[Data to process]:
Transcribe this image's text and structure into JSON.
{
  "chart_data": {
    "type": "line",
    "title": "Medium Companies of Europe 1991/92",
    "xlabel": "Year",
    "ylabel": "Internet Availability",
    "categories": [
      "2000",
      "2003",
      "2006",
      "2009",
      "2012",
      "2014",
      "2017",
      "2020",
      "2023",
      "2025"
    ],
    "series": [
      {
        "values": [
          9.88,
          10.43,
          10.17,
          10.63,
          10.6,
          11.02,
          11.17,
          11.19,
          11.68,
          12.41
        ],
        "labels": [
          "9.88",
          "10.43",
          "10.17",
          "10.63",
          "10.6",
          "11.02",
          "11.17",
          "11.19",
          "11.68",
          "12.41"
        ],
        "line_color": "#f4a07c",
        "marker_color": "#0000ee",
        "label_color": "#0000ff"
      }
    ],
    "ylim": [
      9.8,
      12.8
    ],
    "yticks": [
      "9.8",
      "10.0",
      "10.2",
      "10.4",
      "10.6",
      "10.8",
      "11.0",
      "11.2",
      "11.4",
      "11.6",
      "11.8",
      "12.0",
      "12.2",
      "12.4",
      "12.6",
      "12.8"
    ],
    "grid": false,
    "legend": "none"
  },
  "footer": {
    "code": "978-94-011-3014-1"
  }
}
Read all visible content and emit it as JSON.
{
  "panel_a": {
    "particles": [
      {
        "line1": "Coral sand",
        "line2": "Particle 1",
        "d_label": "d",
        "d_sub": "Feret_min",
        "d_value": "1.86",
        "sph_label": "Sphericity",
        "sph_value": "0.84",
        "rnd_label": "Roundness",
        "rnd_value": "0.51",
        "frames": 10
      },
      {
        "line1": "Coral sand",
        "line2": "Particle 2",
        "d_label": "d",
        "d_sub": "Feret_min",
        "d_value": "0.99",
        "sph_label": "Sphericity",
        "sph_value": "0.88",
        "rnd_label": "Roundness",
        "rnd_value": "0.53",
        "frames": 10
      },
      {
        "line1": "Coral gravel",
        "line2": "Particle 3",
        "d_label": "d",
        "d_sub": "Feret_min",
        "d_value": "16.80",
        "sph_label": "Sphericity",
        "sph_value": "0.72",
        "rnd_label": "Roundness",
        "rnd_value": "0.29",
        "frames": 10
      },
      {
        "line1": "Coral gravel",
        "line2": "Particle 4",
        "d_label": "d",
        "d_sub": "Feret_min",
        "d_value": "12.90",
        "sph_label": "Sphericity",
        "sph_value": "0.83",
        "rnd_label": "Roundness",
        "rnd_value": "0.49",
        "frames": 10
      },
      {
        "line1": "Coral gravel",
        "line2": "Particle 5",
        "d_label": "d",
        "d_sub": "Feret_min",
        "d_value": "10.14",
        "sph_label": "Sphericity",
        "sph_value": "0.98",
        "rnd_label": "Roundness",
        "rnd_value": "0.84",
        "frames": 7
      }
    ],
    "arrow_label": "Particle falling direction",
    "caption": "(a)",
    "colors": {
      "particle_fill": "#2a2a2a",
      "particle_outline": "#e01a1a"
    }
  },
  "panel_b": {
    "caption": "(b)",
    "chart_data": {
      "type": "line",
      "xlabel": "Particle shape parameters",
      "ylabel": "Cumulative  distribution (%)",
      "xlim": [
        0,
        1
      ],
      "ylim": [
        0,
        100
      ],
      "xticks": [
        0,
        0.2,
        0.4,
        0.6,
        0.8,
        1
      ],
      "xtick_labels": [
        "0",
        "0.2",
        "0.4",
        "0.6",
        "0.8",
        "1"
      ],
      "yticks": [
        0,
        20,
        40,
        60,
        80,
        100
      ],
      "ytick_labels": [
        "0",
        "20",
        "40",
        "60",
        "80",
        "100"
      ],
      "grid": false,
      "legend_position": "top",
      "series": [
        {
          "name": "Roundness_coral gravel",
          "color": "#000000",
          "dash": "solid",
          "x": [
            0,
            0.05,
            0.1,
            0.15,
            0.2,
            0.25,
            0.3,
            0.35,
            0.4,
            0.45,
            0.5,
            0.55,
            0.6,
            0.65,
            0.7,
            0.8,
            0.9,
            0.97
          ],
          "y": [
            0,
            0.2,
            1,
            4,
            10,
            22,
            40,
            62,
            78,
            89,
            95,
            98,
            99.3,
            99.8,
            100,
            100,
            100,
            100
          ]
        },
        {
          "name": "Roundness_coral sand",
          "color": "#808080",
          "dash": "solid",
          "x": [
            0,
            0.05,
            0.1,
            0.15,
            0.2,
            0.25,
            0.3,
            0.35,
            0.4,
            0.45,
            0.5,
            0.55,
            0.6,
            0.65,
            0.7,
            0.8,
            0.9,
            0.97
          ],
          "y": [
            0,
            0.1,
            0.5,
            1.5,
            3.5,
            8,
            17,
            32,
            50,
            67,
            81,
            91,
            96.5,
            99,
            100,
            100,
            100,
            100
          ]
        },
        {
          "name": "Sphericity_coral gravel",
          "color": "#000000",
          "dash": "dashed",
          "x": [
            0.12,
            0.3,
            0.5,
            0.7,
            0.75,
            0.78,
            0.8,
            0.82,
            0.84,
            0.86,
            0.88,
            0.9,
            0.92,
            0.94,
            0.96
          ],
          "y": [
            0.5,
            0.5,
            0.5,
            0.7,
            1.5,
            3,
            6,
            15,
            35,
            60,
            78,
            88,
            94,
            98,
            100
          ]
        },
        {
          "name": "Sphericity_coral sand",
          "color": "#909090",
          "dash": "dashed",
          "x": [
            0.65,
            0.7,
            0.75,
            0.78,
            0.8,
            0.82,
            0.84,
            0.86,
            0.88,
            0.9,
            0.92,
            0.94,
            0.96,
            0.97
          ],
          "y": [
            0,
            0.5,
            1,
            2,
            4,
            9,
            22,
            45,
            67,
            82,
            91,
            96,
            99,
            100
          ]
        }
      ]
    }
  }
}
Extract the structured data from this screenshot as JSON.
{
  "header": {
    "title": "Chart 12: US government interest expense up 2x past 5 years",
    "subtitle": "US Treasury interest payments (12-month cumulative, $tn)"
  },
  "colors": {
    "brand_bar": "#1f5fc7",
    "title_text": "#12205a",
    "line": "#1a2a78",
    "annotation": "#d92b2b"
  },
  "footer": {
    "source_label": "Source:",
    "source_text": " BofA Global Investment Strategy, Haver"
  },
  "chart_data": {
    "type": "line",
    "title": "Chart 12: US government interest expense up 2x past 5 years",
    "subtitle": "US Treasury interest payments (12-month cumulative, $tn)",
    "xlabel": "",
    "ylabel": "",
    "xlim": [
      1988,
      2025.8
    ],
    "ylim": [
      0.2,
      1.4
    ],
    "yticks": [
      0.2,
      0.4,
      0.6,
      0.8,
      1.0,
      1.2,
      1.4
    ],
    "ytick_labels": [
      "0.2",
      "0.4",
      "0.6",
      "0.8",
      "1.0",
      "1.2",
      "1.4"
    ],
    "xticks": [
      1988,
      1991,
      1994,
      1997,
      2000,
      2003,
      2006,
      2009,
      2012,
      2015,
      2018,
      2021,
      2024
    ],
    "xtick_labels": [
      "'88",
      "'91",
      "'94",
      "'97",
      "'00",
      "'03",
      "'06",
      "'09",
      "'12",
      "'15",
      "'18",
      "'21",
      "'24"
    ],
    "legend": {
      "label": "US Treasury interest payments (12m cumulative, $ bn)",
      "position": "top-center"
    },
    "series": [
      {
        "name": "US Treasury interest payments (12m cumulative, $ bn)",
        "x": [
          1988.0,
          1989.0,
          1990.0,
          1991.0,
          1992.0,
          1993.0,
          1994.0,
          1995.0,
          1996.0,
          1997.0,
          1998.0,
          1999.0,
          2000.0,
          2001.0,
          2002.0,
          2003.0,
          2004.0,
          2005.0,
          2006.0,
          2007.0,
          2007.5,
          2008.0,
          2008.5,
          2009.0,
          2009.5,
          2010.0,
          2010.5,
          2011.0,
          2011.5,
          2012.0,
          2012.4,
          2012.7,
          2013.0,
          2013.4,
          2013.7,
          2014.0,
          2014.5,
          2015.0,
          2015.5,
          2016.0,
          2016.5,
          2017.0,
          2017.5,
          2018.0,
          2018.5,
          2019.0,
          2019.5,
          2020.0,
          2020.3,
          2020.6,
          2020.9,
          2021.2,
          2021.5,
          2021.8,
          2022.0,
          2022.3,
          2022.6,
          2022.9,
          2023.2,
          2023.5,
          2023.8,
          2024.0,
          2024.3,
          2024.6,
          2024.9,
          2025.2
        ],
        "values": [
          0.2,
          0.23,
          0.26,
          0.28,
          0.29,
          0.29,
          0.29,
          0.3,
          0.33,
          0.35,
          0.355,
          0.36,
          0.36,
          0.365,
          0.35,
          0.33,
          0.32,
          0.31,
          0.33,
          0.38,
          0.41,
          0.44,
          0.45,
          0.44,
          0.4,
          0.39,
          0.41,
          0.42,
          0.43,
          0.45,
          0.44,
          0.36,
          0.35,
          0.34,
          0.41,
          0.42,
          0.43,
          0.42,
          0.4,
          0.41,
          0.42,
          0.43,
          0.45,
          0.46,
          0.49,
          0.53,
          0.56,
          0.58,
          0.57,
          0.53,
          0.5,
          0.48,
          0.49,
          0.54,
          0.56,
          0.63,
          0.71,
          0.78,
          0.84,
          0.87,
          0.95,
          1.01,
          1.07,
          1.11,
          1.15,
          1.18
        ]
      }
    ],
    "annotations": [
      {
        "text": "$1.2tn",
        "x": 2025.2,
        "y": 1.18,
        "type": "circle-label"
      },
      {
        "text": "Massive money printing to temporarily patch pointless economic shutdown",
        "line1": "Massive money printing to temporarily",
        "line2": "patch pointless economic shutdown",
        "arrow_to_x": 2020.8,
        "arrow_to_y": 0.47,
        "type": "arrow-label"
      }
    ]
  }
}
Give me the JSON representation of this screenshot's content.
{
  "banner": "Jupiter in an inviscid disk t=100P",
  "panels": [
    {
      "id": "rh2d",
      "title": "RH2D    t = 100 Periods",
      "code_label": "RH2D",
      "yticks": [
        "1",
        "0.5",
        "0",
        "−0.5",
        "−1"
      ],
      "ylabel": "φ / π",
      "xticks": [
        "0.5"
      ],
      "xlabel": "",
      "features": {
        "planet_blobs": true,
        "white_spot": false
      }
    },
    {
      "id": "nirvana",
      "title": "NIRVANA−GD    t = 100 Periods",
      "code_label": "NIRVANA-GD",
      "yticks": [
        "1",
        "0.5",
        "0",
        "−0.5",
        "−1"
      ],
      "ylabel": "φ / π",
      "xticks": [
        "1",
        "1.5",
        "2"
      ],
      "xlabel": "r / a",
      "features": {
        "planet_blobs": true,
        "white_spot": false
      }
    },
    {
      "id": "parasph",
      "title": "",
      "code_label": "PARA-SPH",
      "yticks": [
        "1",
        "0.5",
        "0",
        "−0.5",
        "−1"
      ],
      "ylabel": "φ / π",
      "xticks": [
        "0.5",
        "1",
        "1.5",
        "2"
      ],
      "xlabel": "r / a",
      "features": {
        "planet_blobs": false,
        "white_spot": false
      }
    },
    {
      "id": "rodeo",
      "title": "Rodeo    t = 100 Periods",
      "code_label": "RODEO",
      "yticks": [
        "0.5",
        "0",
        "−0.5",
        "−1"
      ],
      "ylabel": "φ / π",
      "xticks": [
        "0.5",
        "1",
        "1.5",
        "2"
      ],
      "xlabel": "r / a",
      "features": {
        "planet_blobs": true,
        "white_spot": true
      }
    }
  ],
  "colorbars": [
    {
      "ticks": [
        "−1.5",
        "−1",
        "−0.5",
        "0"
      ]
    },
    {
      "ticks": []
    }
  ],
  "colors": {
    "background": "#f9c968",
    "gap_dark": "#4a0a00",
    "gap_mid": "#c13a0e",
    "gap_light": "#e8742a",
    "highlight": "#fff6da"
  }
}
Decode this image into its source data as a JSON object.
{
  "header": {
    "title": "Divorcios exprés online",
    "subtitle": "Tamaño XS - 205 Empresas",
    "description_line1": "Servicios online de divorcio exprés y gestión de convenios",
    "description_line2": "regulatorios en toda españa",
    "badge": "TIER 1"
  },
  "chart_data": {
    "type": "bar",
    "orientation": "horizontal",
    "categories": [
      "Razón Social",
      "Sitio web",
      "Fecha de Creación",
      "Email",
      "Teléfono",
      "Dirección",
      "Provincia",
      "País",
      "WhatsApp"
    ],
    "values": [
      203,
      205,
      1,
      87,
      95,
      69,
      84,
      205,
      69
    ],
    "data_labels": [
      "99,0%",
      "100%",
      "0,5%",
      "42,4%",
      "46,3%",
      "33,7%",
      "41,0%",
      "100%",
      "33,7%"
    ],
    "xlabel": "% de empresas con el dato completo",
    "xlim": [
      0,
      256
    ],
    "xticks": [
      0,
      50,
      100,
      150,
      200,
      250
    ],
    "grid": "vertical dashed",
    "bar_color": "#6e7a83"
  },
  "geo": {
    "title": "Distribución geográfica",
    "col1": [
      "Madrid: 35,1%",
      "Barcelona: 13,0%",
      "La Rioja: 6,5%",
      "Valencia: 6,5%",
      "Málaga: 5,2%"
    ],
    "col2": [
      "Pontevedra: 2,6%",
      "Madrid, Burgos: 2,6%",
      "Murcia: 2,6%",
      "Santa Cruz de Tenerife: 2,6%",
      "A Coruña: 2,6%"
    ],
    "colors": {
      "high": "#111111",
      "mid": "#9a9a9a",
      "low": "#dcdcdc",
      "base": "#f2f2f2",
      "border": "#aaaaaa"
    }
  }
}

[Set exercise]: Copy all lines from the material that contain "type".

[Solved exercise]:
    "type": "line",
      "type": "line",
    "type": "line",
        "type": "circle-label"
        "type": "arrow-label"
    "type": "bar",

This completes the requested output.